| What the exercise asks |
Repeat all entries exactly.

[Figure content listings]
# # #

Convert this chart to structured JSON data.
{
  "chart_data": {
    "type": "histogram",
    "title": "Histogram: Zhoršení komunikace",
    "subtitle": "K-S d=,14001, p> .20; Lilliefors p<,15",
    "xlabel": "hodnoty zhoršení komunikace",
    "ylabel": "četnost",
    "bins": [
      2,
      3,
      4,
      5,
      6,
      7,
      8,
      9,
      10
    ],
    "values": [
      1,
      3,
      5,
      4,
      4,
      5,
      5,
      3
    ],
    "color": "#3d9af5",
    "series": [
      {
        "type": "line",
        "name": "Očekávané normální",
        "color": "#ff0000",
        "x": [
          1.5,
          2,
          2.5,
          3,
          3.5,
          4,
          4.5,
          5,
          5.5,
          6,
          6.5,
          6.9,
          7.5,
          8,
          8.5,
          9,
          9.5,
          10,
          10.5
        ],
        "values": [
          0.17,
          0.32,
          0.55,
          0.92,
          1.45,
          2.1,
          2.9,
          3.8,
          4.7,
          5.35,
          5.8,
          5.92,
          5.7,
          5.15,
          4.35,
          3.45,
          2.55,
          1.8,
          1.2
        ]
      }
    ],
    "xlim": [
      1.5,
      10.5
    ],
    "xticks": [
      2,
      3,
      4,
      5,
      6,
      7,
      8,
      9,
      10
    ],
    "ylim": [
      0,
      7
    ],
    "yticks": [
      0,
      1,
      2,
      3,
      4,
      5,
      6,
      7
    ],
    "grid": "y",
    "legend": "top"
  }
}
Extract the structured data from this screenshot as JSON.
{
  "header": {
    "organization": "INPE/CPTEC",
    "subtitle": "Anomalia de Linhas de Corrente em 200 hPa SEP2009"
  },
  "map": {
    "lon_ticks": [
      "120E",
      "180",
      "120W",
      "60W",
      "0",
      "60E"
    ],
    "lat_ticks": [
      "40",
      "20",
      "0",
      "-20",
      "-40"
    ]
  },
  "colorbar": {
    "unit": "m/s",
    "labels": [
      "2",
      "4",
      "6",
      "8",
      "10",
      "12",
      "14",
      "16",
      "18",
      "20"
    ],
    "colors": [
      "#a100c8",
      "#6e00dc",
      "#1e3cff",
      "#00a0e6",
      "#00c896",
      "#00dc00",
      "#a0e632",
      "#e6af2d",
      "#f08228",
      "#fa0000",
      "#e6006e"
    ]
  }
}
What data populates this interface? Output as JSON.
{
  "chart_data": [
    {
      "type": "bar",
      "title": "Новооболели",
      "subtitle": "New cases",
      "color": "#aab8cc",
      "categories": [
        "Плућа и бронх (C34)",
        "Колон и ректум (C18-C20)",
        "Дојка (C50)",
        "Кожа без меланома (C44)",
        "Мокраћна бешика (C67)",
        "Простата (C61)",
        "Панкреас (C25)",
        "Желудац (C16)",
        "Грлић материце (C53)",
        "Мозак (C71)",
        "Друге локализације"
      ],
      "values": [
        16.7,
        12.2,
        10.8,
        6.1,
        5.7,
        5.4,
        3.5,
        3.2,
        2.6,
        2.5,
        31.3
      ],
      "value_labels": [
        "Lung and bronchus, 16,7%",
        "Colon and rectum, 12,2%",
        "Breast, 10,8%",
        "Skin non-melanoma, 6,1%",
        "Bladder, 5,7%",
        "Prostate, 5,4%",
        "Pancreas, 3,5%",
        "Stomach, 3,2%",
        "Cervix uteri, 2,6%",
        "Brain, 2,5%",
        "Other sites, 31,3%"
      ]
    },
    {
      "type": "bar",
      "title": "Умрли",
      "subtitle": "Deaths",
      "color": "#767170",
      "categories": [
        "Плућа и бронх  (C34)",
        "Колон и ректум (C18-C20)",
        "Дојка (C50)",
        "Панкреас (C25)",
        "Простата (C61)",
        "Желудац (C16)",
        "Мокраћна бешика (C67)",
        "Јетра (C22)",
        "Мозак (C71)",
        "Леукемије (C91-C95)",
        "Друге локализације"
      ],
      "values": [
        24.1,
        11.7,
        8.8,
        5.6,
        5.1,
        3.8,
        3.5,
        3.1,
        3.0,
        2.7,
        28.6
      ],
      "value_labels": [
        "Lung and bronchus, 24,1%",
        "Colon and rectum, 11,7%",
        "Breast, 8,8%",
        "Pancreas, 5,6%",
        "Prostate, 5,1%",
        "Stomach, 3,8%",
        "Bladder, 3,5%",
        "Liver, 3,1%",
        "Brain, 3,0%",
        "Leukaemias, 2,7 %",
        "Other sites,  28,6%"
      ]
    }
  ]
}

# # #

| Solution for this exercise |
Convert this chart to structured JSON data.
{
  "chart_data": {
    "type": "histogram",
    "title": "Histogram: Zhoršení komunikace",
    "subtitle": "K-S d=,14001, p> .20; Lilliefors p<,15",
    "xlabel": "hodnoty zhoršení komunikace",
    "ylabel": "četnost",
    "bins": [
      2,
      3,
      4,
      5,
      6,
      7,
      8,
      9,
      10
    ],
    "values": [
      1,
      3,
      5,
      4,
      4,
      5,
      5,
      3
    ],
    "color": "#3d9af5",
    "series": [
      {
        "type": "line",
        "name": "Očekávané normální",
        "color": "#ff0000",
        "x": [
          1.5,
          2,
          2.5,
          3,
          3.5,
          4,
          4.5,
          5,
          5.5,
          6,
          6.5,
          6.9,
          7.5,
          8,
          8.5,
          9,
          9.5,
          10,
          10.5
        ],
        "values": [
          0.17,
          0.32,
          0.55,
          0.92,
          1.45,
          2.1,
          2.9,
          3.8,
          4.7,
          5.35,
          5.8,
          5.92,
          5.7,
          5.15,
          4.35,
          3.45,
          2.55,
          1.8,
          1.2
        ]
      }
    ],
    "xlim": [
      1.5,
      10.5
    ],
    "xticks": [
      2,
      3,
      4,
      5,
      6,
      7,
      8,
      9,
      10
    ],
    "ylim": [
      0,
      7
    ],
    "yticks": [
      0,
      1,
      2,
      3,
      4,
      5,
      6,
      7
    ],
    "grid": "y",
    "legend": "top"
  }
}
Extract the structured data from this screenshot as JSON.
{
  "header": {
    "organization": "INPE/CPTEC",
    "subtitle": "Anomalia de Linhas de Corrente em 200 hPa SEP2009"
  },
  "map": {
    "lon_ticks": [
      "120E",
      "180",
      "120W",
      "60W",
      "0",
      "60E"
    ],
    "lat_ticks": [
      "40",
      "20",
      "0",
      "-20",
      "-40"
    ]
  },
  "colorbar": {
    "unit": "m/s",
    "labels": [
      "2",
      "4",
      "6",
      "8",
      "10",
      "12",
      "14",
      "16",
      "18",
      "20"
    ],
    "colors": [
      "#a100c8",
      "#6e00dc",
      "#1e3cff",
      "#00a0e6",
      "#00c896",
      "#00dc00",
      "#a0e632",
      "#e6af2d",
      "#f08228",
      "#fa0000",
      "#e6006e"
    ]
  }
}
What data populates this interface? Output as JSON.
{
  "chart_data": [
    {
      "type": "bar",
      "title": "Новооболели",
      "subtitle": "New cases",
      "color": "#aab8cc",
      "categories": [
        "Плућа и бронх (C34)",
        "Колон и ректум (C18-C20)",
        "Дојка (C50)",
        "Кожа без меланома (C44)",
        "Мокраћна бешика (C67)",
        "Простата (C61)",
        "Панкреас (C25)",
        "Желудац (C16)",
        "Грлић материце (C53)",
        "Мозак (C71)",
        "Друге локализације"
      ],
      "values": [
        16.7,
        12.2,
        10.8,
        6.1,
        5.7,
        5.4,
        3.5,
        3.2,
        2.6,
        2.5,
        31.3
      ],
      "value_labels": [
        "Lung and bronchus, 16,7%",
        "Colon and rectum, 12,2%",
        "Breast, 10,8%",
        "Skin non-melanoma, 6,1%",
        "Bladder, 5,7%",
        "Prostate, 5,4%",
        "Pancreas, 3,5%",
        "Stomach, 3,2%",
        "Cervix uteri, 2,6%",
        "Brain, 2,5%",
        "Other sites, 31,3%"
      ]
    },
    {
      "type": "bar",
      "title": "Умрли",
      "subtitle": "Deaths",
      "color": "#767170",
      "categories": [
        "Плућа и бронх  (C34)",
        "Колон и ректум (C18-C20)",
        "Дојка (C50)",
        "Панкреас (C25)",
        "Простата (C61)",
        "Желудац (C16)",
        "Мокраћна бешика (C67)",
        "Јетра (C22)",
        "Мозак (C71)",
        "Леукемије (C91-C95)",
        "Друге локализације"
      ],
      "values": [
        24.1,
        11.7,
        8.8,
        5.6,
        5.1,
        3.8,
        3.5,
        3.1,
        3.0,
        2.7,
        28.6
      ],
      "value_labels": [
        "Lung and bronchus, 24,1%",
        "Colon and rectum, 11,7%",
        "Breast, 8,8%",
        "Pancreas, 5,6%",
        "Prostate, 5,1%",
        "Stomach, 3,8%",
        "Bladder, 3,5%",
        "Liver, 3,1%",
        "Brain, 3,0%",
        "Leukaemias, 2,7 %",
        "Other sites,  28,6%"
      ]
    }
  ]
}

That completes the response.